Find every line in the records below that holds the word "Effect", and copy each one.

GIVEN DATA:
+ + + +
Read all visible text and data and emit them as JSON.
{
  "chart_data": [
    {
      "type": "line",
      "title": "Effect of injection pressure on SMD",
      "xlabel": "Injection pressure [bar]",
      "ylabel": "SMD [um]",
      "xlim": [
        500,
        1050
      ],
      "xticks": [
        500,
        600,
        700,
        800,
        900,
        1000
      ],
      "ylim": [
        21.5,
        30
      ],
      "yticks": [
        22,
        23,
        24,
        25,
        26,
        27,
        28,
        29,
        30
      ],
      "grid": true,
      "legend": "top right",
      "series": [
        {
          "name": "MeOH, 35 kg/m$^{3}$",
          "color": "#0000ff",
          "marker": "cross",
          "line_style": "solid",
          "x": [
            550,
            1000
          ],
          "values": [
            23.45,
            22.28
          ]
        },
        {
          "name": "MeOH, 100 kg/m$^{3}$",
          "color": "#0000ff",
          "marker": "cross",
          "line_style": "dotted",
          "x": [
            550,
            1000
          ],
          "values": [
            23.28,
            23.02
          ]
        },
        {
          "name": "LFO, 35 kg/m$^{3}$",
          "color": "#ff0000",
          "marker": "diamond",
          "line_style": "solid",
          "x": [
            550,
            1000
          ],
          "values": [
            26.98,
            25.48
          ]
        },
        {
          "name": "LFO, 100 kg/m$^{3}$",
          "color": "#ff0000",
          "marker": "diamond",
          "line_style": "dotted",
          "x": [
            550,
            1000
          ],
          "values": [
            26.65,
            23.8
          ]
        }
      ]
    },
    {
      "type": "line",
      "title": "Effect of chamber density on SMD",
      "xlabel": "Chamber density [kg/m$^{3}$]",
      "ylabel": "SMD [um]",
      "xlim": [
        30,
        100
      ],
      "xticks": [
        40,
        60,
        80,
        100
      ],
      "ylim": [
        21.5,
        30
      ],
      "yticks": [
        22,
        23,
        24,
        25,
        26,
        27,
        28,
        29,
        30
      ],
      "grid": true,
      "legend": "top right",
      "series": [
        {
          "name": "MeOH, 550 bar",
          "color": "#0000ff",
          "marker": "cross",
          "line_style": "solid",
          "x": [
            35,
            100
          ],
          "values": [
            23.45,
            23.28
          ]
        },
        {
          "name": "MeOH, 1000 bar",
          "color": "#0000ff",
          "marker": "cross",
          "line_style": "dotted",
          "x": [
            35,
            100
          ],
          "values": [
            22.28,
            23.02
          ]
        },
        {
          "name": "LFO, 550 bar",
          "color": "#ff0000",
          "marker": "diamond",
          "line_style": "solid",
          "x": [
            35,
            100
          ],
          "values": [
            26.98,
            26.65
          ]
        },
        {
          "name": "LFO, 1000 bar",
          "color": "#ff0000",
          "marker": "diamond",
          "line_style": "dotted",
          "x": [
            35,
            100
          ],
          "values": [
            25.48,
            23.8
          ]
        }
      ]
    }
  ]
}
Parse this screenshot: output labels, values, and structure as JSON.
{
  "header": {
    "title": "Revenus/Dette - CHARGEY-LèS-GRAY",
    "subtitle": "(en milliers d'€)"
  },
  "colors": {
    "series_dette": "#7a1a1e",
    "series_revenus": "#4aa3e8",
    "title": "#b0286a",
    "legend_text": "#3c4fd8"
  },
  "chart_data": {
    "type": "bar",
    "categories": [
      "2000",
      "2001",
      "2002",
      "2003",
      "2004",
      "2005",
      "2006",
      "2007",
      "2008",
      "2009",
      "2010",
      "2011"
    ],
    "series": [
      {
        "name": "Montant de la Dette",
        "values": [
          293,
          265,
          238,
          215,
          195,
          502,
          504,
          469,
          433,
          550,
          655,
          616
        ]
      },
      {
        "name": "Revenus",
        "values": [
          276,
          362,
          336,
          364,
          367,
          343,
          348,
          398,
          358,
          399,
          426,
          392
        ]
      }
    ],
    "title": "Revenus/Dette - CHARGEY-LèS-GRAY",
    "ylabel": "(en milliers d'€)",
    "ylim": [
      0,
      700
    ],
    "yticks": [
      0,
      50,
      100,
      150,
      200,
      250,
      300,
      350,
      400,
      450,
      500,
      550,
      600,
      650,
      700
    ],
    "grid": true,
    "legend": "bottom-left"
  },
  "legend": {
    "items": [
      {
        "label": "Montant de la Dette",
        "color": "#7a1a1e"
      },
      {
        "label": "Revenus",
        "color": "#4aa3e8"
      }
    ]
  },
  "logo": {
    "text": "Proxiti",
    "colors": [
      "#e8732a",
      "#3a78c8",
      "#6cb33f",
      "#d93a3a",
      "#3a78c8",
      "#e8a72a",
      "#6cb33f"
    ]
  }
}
+ + + +
REPLY TO THE TASK:
      "title": "Effect of injection pressure on SMD",
      "title": "Effect of chamber density on SMD",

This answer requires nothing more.